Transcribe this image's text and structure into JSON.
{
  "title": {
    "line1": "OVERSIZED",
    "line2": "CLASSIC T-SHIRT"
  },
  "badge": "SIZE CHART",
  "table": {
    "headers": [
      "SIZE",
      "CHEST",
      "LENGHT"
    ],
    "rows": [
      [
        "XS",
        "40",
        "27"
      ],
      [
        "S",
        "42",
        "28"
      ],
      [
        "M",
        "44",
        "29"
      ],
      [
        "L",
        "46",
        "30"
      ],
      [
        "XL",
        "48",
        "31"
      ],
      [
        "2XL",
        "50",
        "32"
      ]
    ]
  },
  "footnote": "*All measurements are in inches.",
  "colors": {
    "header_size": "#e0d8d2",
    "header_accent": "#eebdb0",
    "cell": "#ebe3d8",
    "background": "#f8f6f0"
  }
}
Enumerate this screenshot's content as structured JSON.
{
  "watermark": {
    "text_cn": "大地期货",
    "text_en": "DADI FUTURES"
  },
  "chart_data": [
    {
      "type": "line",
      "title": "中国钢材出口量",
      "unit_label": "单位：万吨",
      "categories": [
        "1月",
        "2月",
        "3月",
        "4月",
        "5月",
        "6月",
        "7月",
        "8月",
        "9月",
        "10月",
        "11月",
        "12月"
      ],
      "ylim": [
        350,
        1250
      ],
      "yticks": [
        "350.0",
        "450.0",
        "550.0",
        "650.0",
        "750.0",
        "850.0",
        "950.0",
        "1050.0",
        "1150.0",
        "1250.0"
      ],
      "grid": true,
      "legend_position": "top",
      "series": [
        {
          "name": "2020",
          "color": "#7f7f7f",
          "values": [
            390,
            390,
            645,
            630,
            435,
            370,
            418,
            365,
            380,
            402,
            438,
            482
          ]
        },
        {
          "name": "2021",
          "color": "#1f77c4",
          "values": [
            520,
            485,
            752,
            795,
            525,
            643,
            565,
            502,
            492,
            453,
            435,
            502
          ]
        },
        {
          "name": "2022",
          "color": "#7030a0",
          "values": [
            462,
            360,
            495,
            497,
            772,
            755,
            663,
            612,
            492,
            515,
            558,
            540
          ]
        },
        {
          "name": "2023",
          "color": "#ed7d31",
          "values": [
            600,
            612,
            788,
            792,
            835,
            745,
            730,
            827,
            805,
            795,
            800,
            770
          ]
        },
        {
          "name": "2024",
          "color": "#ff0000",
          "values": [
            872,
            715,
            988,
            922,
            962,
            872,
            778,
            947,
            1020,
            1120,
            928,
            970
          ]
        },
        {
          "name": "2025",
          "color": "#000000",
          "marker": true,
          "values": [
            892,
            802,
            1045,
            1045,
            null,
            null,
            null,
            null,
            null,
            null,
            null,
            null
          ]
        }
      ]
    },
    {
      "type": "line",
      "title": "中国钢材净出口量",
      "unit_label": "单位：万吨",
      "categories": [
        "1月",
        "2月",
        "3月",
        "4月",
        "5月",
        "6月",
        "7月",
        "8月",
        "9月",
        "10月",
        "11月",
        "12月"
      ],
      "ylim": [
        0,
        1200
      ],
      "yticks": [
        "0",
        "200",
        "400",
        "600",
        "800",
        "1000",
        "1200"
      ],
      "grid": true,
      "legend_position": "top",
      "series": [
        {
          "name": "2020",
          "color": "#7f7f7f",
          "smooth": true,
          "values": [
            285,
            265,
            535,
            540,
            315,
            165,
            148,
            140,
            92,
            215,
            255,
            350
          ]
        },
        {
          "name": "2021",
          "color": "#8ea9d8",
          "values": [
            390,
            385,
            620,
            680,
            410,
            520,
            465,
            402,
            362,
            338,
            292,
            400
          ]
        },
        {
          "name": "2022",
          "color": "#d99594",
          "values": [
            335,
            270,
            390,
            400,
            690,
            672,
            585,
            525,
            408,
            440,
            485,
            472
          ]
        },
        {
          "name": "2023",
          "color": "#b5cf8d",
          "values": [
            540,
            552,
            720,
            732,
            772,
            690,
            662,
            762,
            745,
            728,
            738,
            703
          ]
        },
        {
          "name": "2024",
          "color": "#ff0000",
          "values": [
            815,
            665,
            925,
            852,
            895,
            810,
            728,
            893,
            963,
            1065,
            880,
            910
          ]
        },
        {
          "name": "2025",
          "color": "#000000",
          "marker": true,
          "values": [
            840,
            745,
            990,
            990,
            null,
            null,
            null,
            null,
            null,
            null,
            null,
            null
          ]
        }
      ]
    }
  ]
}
===
* **AIM OF THE EXERCISE**:
Out of the preceding entries, pull every line containing the string "title".

* **RESULT OF THE TASK**:
  "title": {
      "title": "中国钢材出口量",
      "title": "中国钢材净出口量",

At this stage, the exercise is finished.